Work to do:
Reproduce each line from the records that holds "document".
==================================================
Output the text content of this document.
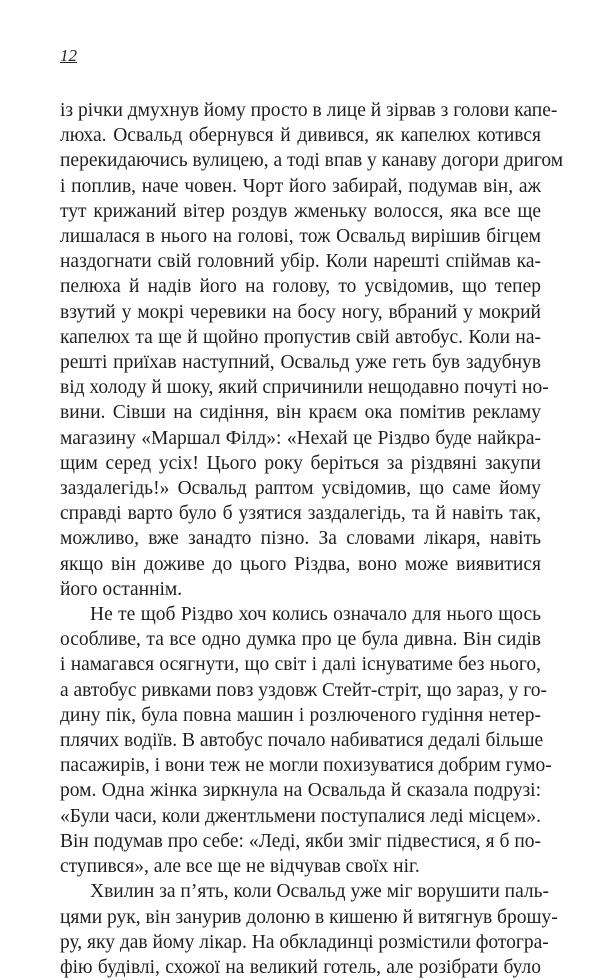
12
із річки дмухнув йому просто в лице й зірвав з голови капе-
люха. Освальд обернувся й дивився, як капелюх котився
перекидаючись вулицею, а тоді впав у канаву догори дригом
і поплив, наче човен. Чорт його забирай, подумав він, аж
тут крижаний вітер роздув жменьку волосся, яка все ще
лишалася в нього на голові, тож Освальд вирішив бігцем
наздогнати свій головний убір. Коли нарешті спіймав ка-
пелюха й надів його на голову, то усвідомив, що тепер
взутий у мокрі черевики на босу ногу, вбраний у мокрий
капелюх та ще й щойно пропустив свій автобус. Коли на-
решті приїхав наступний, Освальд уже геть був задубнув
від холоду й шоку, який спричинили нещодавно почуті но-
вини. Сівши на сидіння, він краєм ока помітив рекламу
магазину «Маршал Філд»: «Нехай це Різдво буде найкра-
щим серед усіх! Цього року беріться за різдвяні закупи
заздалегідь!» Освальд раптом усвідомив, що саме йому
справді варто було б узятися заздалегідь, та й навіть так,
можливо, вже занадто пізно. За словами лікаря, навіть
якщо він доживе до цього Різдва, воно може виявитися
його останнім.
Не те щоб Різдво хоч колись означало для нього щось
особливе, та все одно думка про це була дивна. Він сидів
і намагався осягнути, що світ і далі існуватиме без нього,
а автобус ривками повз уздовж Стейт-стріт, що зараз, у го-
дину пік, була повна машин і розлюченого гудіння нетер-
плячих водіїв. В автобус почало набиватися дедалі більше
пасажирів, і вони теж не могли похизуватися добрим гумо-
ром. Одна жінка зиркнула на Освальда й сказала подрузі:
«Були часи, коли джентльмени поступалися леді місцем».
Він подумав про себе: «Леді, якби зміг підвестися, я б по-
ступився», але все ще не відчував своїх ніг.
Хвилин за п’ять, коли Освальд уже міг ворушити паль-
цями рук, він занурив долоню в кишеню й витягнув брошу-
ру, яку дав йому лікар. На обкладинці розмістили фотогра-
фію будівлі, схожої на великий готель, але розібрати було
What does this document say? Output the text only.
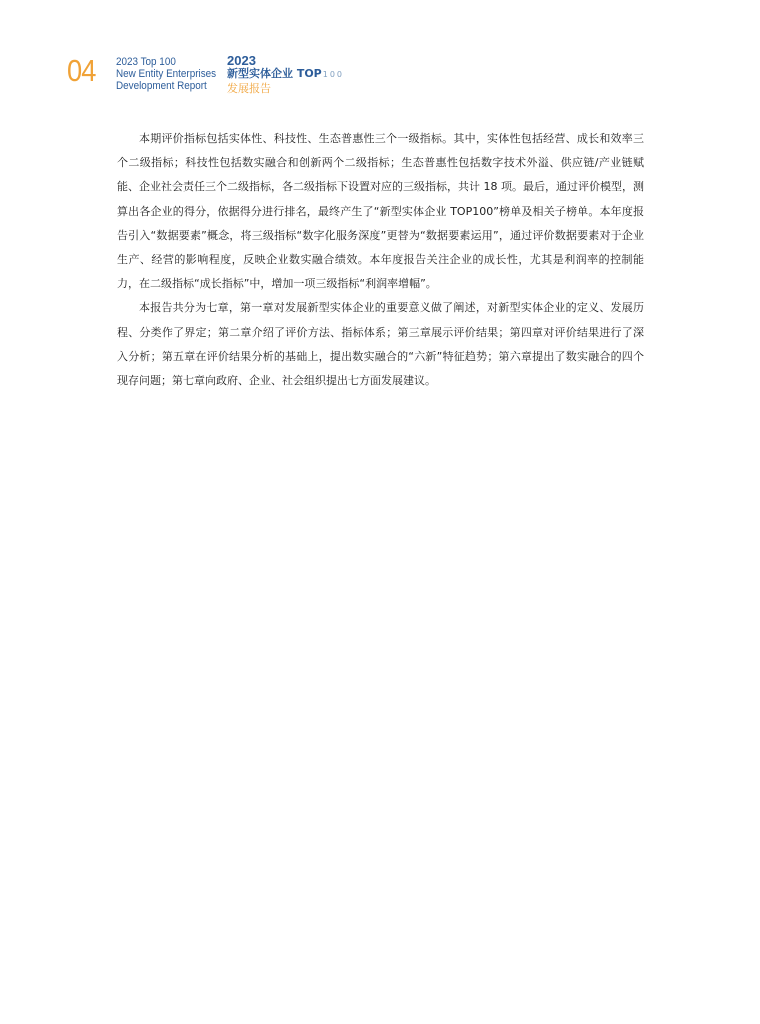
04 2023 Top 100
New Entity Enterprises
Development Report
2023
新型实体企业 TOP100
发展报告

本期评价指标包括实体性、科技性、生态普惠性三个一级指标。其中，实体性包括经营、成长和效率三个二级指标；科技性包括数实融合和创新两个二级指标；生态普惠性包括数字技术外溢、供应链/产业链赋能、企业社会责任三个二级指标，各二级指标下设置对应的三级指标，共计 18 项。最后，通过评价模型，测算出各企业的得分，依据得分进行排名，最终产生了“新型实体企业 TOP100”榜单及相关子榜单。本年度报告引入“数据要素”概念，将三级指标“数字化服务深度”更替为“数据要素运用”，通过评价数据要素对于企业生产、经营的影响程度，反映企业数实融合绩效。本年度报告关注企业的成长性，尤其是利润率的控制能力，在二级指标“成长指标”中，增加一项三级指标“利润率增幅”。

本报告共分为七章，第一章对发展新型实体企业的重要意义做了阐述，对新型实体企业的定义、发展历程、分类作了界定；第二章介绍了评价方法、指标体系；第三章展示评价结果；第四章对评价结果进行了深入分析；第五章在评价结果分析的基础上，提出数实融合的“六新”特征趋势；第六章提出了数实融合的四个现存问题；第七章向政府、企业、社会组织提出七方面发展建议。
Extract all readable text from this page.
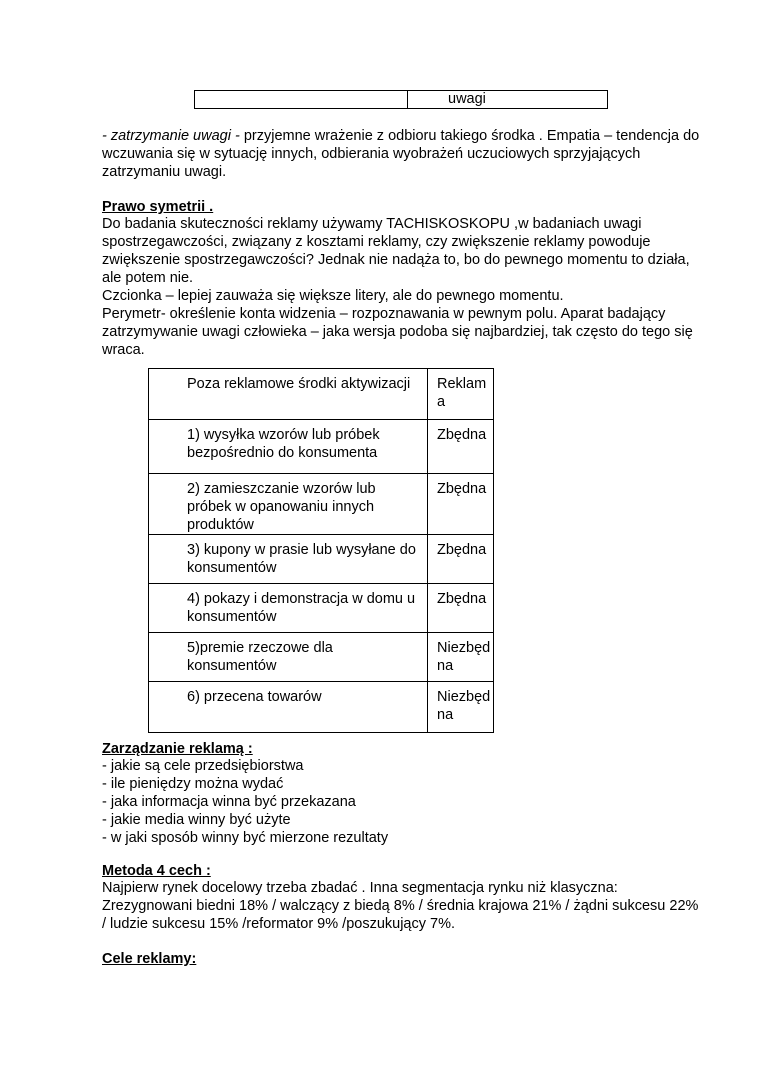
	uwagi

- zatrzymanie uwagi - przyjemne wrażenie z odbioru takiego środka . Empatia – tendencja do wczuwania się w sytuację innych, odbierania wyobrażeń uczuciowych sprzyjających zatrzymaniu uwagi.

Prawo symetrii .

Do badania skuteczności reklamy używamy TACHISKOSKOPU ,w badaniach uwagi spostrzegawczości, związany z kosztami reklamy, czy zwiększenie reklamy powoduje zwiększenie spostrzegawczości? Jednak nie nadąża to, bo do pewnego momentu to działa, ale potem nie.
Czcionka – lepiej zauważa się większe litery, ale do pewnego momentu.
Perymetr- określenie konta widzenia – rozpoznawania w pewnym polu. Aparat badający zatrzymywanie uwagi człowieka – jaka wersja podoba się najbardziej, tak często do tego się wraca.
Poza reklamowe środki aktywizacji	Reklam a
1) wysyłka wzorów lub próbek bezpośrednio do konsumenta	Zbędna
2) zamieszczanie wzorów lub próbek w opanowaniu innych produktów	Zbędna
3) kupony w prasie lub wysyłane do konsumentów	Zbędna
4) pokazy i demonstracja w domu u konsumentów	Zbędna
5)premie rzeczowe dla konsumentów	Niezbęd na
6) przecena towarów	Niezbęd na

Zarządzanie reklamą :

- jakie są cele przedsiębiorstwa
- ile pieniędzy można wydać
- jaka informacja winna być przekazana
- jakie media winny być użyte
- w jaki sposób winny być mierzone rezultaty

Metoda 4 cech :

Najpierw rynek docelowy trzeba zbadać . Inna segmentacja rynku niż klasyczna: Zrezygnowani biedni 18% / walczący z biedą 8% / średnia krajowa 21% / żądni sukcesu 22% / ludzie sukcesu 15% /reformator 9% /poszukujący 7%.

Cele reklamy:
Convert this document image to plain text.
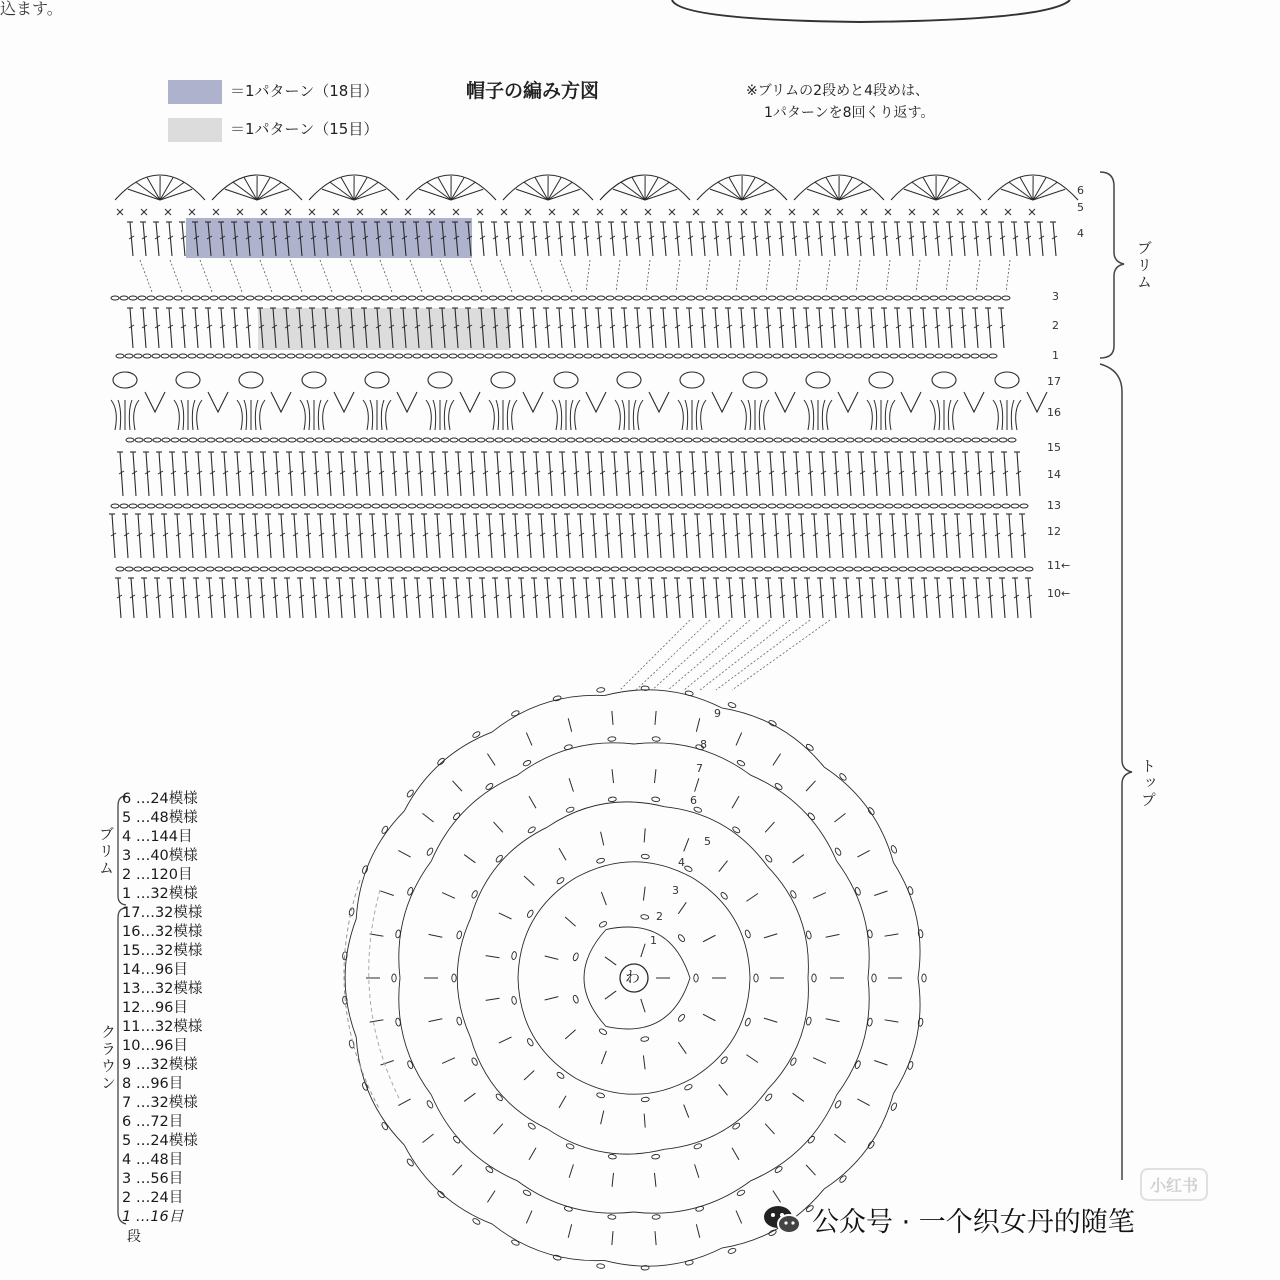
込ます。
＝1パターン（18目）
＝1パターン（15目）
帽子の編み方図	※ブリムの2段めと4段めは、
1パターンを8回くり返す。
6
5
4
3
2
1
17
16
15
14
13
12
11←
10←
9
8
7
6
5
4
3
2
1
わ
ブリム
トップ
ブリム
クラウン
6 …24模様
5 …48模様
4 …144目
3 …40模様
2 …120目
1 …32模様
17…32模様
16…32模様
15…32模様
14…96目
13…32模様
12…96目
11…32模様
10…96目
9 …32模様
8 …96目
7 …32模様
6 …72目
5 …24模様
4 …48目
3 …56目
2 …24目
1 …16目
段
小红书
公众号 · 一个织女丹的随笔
==================================================
Final result:
Output the text content of this document.
What does this document say? Output the text only.
Convert this document image to plain text.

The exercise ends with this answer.